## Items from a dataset
= = = = = = =

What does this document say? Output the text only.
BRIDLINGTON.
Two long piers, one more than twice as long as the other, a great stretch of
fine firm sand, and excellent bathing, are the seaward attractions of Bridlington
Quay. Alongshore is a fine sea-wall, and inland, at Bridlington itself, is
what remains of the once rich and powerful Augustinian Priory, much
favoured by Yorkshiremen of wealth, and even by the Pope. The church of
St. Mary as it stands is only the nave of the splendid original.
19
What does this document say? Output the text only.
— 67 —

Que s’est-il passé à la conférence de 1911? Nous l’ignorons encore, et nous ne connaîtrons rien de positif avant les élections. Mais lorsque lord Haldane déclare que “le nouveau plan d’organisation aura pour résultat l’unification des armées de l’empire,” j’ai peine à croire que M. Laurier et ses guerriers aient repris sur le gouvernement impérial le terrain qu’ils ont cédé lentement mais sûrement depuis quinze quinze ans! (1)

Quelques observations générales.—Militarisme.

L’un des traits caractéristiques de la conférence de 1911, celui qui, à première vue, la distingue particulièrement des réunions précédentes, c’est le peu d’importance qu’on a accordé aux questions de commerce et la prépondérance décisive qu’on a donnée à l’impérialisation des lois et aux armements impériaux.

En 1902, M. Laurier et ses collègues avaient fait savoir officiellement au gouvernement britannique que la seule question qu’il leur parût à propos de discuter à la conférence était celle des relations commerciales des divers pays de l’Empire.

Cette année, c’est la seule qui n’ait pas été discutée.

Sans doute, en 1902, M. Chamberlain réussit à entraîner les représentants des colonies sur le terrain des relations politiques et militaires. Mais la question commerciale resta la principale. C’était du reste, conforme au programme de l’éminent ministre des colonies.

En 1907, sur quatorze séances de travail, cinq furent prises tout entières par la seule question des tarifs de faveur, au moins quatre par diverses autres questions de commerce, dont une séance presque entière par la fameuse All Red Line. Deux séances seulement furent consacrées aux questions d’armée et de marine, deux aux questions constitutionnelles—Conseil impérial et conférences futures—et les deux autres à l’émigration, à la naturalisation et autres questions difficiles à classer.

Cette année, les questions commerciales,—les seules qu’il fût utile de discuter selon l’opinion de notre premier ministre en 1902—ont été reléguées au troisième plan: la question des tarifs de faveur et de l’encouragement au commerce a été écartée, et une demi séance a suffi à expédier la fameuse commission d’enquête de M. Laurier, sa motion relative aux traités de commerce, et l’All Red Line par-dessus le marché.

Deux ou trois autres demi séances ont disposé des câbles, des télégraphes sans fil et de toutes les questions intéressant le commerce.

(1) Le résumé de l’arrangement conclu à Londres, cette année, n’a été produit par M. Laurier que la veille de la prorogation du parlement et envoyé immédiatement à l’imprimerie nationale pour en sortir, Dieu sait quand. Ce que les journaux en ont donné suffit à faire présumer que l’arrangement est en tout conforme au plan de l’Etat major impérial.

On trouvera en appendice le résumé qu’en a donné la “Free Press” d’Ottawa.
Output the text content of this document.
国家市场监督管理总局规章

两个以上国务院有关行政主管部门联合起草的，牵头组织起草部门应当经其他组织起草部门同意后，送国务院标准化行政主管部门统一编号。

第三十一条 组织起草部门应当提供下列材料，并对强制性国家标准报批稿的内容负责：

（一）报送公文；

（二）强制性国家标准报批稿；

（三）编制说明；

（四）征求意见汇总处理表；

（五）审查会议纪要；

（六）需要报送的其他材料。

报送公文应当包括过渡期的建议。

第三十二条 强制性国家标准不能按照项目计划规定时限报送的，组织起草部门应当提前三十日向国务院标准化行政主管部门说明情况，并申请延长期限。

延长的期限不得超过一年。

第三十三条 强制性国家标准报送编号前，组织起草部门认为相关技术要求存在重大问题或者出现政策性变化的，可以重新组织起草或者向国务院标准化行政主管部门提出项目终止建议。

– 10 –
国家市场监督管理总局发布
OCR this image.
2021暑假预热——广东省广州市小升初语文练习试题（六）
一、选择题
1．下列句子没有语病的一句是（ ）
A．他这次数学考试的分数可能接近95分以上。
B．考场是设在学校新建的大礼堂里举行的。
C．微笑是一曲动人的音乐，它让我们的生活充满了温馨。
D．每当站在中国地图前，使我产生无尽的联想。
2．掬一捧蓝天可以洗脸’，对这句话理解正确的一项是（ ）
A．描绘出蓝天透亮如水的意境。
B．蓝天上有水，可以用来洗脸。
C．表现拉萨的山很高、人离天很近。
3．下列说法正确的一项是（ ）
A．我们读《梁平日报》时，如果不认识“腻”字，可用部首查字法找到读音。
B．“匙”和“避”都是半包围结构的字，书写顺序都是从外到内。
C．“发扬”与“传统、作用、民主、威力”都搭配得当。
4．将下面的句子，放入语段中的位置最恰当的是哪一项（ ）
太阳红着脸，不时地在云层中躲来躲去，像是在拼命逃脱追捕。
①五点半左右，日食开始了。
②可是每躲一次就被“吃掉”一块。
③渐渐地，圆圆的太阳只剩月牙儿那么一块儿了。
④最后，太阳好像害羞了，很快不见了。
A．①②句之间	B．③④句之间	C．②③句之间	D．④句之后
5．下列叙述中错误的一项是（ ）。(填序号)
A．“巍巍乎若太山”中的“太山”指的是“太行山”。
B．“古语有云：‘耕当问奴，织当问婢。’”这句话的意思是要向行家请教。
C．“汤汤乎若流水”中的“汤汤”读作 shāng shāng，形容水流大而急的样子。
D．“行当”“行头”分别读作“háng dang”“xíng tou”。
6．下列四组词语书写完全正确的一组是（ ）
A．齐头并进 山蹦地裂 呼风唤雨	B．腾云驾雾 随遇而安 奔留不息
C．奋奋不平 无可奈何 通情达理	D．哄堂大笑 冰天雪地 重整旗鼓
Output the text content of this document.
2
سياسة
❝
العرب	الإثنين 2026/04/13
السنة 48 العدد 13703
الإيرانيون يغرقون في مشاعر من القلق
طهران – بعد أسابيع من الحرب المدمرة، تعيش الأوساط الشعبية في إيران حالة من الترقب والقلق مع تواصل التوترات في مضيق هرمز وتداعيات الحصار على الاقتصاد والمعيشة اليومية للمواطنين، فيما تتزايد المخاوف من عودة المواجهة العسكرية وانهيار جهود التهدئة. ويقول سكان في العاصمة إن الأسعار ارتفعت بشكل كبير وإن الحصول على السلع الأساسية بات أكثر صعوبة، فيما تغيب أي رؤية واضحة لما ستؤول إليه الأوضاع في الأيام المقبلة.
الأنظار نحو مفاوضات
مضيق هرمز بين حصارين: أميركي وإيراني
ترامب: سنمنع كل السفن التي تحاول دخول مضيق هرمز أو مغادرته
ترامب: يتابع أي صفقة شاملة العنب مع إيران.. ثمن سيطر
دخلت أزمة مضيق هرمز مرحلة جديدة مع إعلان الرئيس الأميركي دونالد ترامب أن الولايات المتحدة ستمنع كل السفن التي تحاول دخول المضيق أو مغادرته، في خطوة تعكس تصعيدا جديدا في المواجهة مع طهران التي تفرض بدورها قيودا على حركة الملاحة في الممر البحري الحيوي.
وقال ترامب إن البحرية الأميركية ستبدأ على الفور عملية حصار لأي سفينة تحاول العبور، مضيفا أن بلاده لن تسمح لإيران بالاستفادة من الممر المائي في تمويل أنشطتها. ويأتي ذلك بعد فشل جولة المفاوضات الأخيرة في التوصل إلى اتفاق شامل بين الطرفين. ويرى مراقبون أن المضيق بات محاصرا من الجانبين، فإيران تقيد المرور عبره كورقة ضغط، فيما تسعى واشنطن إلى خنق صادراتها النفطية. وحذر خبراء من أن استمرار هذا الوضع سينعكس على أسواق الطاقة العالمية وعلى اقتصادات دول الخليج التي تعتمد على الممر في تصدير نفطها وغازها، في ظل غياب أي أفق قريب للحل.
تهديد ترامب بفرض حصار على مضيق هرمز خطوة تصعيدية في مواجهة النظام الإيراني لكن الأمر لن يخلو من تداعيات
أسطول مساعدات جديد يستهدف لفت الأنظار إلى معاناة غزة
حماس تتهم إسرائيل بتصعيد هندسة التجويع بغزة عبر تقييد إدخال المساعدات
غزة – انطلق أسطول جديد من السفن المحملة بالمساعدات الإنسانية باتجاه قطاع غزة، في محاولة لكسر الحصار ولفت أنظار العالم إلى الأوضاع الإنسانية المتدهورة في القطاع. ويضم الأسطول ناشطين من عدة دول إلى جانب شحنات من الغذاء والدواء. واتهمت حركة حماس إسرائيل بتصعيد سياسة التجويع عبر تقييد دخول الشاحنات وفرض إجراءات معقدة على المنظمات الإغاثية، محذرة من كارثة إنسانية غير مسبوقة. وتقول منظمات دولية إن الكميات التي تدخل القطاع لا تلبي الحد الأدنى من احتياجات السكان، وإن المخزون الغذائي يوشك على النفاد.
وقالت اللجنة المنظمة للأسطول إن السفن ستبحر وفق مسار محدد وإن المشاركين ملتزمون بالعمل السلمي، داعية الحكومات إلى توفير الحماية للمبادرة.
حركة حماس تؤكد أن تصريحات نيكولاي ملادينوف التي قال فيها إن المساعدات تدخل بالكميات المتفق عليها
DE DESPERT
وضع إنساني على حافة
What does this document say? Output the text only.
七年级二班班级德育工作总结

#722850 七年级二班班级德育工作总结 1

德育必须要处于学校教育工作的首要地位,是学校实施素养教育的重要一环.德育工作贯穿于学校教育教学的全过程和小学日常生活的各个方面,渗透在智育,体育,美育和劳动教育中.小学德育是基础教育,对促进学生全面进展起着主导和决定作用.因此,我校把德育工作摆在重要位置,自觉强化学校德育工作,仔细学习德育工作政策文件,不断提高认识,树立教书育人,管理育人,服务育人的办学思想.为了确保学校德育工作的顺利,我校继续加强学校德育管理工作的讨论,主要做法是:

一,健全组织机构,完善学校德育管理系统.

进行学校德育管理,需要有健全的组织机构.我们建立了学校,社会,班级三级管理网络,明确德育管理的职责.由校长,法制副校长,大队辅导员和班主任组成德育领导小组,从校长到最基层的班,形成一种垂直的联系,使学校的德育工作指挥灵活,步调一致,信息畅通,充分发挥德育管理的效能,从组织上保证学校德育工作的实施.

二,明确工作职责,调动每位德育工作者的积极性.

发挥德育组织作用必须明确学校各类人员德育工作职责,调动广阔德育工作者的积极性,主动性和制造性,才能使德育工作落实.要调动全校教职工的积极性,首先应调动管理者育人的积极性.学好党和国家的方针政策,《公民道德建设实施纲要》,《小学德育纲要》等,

= = = = = = =

## Short task
Identify the lines of the data that contain the word "خطوة". Copy each of them.

## Task answer
دخلت أزمة مضيق هرمز مرحلة جديدة مع إعلان الرئيس الأميركي دونالد ترامب أن الولايات المتحدة ستمنع كل السفن التي تحاول دخول المضيق أو مغادرته، في خطوة تعكس تصعيدا جديدا في المواجهة مع طهران التي تفرض بدورها قيودا على حركة الملاحة في الممر البحري الحيوي.
تهديد ترامب بفرض حصار على مضيق هرمز خطوة تصعيدية في مواجهة النظام الإيراني لكن الأمر لن يخلو من تداعيات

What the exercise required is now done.